**Information shown**:

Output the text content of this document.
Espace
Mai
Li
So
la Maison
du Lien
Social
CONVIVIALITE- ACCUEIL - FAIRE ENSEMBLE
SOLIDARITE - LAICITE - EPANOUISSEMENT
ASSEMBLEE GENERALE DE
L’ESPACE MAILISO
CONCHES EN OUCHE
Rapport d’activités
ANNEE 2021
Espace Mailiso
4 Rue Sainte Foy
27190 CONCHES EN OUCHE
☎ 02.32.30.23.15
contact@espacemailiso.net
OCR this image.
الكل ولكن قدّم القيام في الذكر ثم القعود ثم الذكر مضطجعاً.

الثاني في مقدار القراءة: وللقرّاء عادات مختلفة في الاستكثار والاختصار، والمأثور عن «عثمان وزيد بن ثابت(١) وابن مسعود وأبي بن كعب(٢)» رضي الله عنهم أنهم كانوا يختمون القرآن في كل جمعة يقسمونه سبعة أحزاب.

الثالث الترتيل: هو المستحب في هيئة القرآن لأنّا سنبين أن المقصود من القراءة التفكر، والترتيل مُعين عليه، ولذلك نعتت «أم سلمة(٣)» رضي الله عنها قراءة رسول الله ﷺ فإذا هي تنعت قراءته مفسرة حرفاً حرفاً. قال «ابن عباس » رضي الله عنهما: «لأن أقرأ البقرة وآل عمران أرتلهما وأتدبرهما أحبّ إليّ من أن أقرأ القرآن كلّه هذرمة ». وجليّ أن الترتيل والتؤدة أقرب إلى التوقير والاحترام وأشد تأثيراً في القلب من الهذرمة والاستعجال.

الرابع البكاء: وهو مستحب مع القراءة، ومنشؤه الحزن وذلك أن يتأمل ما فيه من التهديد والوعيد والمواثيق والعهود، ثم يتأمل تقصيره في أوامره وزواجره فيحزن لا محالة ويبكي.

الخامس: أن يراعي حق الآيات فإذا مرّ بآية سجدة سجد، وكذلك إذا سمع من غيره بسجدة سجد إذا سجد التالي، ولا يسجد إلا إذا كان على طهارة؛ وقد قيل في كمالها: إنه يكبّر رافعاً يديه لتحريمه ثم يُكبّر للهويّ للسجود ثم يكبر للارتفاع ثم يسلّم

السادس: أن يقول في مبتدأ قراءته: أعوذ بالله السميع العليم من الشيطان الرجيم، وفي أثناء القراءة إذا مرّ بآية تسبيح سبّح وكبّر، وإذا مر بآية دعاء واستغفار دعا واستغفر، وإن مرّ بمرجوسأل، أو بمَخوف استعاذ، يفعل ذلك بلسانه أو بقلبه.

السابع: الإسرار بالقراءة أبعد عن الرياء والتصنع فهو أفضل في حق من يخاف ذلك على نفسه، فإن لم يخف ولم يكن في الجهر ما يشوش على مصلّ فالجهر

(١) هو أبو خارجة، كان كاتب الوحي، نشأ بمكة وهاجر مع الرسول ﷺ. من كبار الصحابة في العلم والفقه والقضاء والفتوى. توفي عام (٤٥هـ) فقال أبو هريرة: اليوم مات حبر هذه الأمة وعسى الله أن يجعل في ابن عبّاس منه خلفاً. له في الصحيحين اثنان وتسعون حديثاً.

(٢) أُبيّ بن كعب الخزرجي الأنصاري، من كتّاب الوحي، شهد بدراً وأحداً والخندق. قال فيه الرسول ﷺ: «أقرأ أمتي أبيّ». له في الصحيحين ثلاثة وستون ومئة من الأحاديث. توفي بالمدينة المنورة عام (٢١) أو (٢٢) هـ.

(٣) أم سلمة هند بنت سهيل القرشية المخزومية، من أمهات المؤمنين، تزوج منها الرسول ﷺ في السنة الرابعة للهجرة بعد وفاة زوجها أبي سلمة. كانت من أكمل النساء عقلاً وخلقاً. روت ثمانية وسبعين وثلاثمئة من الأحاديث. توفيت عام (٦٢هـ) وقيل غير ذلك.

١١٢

**What you should do**: Reproduce each entry above exactly, keeping every word.

**Written solution**:
Output the text content of this document.
Espace
Mai
Li
So
la Maison
du Lien
Social
CONVIVIALITE- ACCUEIL - FAIRE ENSEMBLE
SOLIDARITE - LAICITE - EPANOUISSEMENT
ASSEMBLEE GENERALE DE
L’ESPACE MAILISO
CONCHES EN OUCHE
Rapport d’activités
ANNEE 2021
Espace Mailiso
4 Rue Sainte Foy
27190 CONCHES EN OUCHE
☎ 02.32.30.23.15
contact@espacemailiso.net
OCR this image.
الكل ولكن قدّم القيام في الذكر ثم القعود ثم الذكر مضطجعاً.

الثاني في مقدار القراءة: وللقرّاء عادات مختلفة في الاستكثار والاختصار، والمأثور عن «عثمان وزيد بن ثابت(١) وابن مسعود وأبي بن كعب(٢)» رضي الله عنهم أنهم كانوا يختمون القرآن في كل جمعة يقسمونه سبعة أحزاب.

الثالث الترتيل: هو المستحب في هيئة القرآن لأنّا سنبين أن المقصود من القراءة التفكر، والترتيل مُعين عليه، ولذلك نعتت «أم سلمة(٣)» رضي الله عنها قراءة رسول الله ﷺ فإذا هي تنعت قراءته مفسرة حرفاً حرفاً. قال «ابن عباس » رضي الله عنهما: «لأن أقرأ البقرة وآل عمران أرتلهما وأتدبرهما أحبّ إليّ من أن أقرأ القرآن كلّه هذرمة ». وجليّ أن الترتيل والتؤدة أقرب إلى التوقير والاحترام وأشد تأثيراً في القلب من الهذرمة والاستعجال.

الرابع البكاء: وهو مستحب مع القراءة، ومنشؤه الحزن وذلك أن يتأمل ما فيه من التهديد والوعيد والمواثيق والعهود، ثم يتأمل تقصيره في أوامره وزواجره فيحزن لا محالة ويبكي.

الخامس: أن يراعي حق الآيات فإذا مرّ بآية سجدة سجد، وكذلك إذا سمع من غيره بسجدة سجد إذا سجد التالي، ولا يسجد إلا إذا كان على طهارة؛ وقد قيل في كمالها: إنه يكبّر رافعاً يديه لتحريمه ثم يُكبّر للهويّ للسجود ثم يكبر للارتفاع ثم يسلّم

السادس: أن يقول في مبتدأ قراءته: أعوذ بالله السميع العليم من الشيطان الرجيم، وفي أثناء القراءة إذا مرّ بآية تسبيح سبّح وكبّر، وإذا مر بآية دعاء واستغفار دعا واستغفر، وإن مرّ بمرجوسأل، أو بمَخوف استعاذ، يفعل ذلك بلسانه أو بقلبه.

السابع: الإسرار بالقراءة أبعد عن الرياء والتصنع فهو أفضل في حق من يخاف ذلك على نفسه، فإن لم يخف ولم يكن في الجهر ما يشوش على مصلّ فالجهر

(١) هو أبو خارجة، كان كاتب الوحي، نشأ بمكة وهاجر مع الرسول ﷺ. من كبار الصحابة في العلم والفقه والقضاء والفتوى. توفي عام (٤٥هـ) فقال أبو هريرة: اليوم مات حبر هذه الأمة وعسى الله أن يجعل في ابن عبّاس منه خلفاً. له في الصحيحين اثنان وتسعون حديثاً.

(٢) أُبيّ بن كعب الخزرجي الأنصاري، من كتّاب الوحي، شهد بدراً وأحداً والخندق. قال فيه الرسول ﷺ: «أقرأ أمتي أبيّ». له في الصحيحين ثلاثة وستون ومئة من الأحاديث. توفي بالمدينة المنورة عام (٢١) أو (٢٢) هـ.

(٣) أم سلمة هند بنت سهيل القرشية المخزومية، من أمهات المؤمنين، تزوج منها الرسول ﷺ في السنة الرابعة للهجرة بعد وفاة زوجها أبي سلمة. كانت من أكمل النساء عقلاً وخلقاً. روت ثمانية وسبعين وثلاثمئة من الأحاديث. توفيت عام (٦٢هـ) وقيل غير ذلك.

١١٢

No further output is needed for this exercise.